→ **Your objective**
Pull each line holding "Kilpailujen" out of the entries below.

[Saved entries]
— begin —

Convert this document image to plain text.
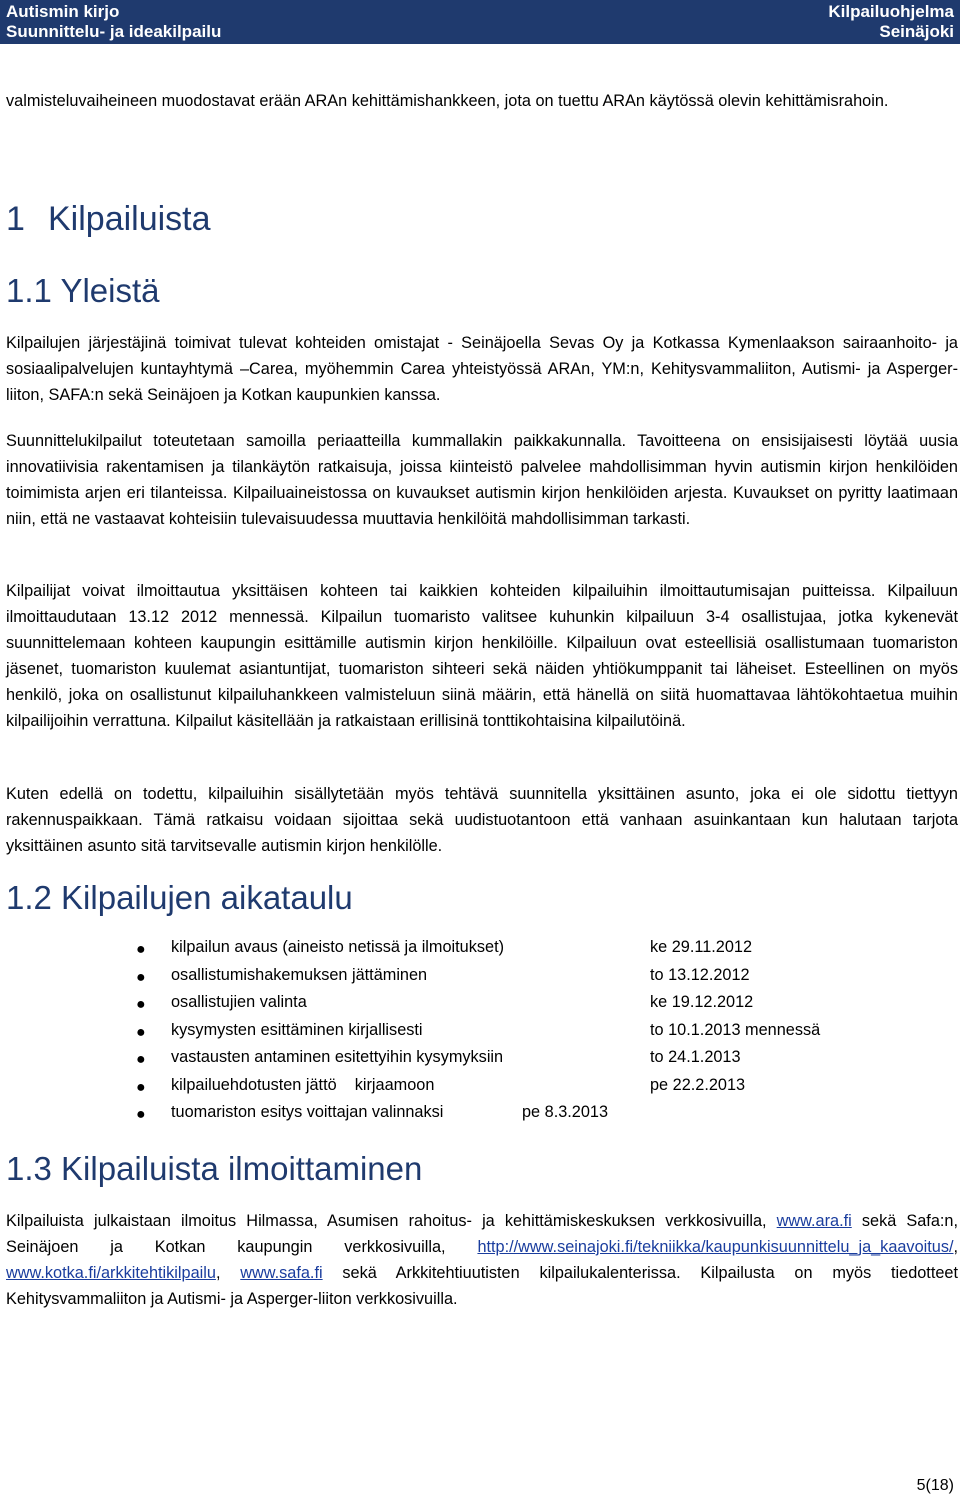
Autismin kirjo
Suunnittelu- ja ideakilpailu
Kilpailuohjelma
Seinäjoki

valmisteluvaiheineen muodostavat erään ARAn kehittämishankkeen, jota on tuettu ARAn käytössä olevin kehittämisrahoin.

1 Kilpailuista
1.1 Yleistä

Kilpailujen järjestäjinä toimivat tulevat kohteiden omistajat - Seinäjoella Sevas Oy ja Kotkassa Kymenlaakson sairaanhoito- ja sosiaalipalvelujen kuntayhtymä –Carea, myöhemmin Carea yhteistyössä ARAn, YM:n, Kehitysvammaliiton, Autismi- ja Asperger-liiton, SAFA:n sekä Seinäjoen ja Kotkan kaupunkien kanssa.

Suunnittelukilpailut toteutetaan samoilla periaatteilla kummallakin paikkakunnalla. Tavoitteena on ensisijaisesti löytää uusia innovatiivisia rakentamisen ja tilankäytön ratkaisuja, joissa kiinteistö palvelee mahdollisimman hyvin autismin kirjon henkilöiden toimimista arjen eri tilanteissa. Kilpailuaineistossa on kuvaukset autismin kirjon henkilöiden arjesta. Kuvaukset on pyritty laatimaan niin, että ne vastaavat kohteisiin tulevaisuudessa muuttavia henkilöitä mahdollisimman tarkasti.

Kilpailijat voivat ilmoittautua yksittäisen kohteen tai kaikkien kohteiden kilpailuihin ilmoittautumisajan puitteissa. Kilpailuun ilmoittaudutaan 13.12 2012 mennessä. Kilpailun tuomaristo valitsee kuhunkin kilpailuun 3-4 osallistujaa, jotka kykenevät suunnittelemaan kohteen kaupungin esittämille autismin kirjon henkilöille. Kilpailuun ovat esteellisiä osallistumaan tuomariston jäsenet, tuomariston kuulemat asiantuntijat, tuomariston sihteeri sekä näiden yhtiökumppanit tai läheiset. Esteellinen on myös henkilö, joka on osallistunut kilpailuhankkeen valmisteluun siinä määrin, että hänellä on siitä huomattavaa lähtökohtaetua muihin kilpailijoihin verrattuna. Kilpailut käsitellään ja ratkaistaan erillisinä tonttikohtaisina kilpailutöinä.

Kuten edellä on todettu, kilpailuihin sisällytetään myös tehtävä suunnitella yksittäinen asunto, joka ei ole sidottu tiettyyn rakennuspaikkaan. Tämä ratkaisu voidaan sijoittaa sekä uudistuotantoon että vanhaan asuinkantaan kun halutaan tarjota yksittäinen asunto sitä tarvitsevalle autismin kirjon henkilölle.

1.2 Kilpailujen aikataulu
● kilpailun avaus (aineisto netissä ja ilmoitukset)	ke 29.11.2012
● osallistumishakemuksen jättäminen	to 13.12.2012
● osallistujien valinta	ke 19.12.2012
● kysymysten esittäminen kirjallisesti	to 10.1.2013 mennessä
● vastausten antaminen esitettyihin kysymyksiin	to 24.1.2013
● kilpailuehdotusten jättö    kirjaamoon	pe 22.2.2013
● tuomariston esitys voittajan valinnaksi	pe 8.3.2013
1.3 Kilpailuista ilmoittaminen

Kilpailuista julkaistaan ilmoitus Hilmassa, Asumisen rahoitus- ja kehittämiskeskuksen verkkosivuilla, www.ara.fi sekä Safa:n, Seinäjoen ja Kotkan kaupungin verkkosivuilla, http://www.seinajoki.fi/tekniikka/kaupunkisuunnittelu_ja_kaavoitus/, www.kotka.fi/arkkitehtikilpailu, www.safa.fi sekä Arkkitehtiuutisten kilpailukalenterissa. Kilpailusta on myös tiedotteet Kehitysvammaliiton ja Autismi- ja Asperger-liiton verkkosivuilla.

5(18)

— end —

→ **The output**
Kilpailujen järjestäjinä toimivat tulevat kohteiden omistajat - Seinäjoella Sevas Oy ja Kotkassa Kymenlaakson sairaanhoito- ja sosiaalipalvelujen kuntayhtymä –Carea, myöhemmin Carea yhteistyössä ARAn, YM:n, Kehitysvammaliiton, Autismi- ja Asperger-liiton, SAFA:n sekä Seinäjoen ja Kotkan kaupunkien kanssa.
1.2 Kilpailujen aikataulu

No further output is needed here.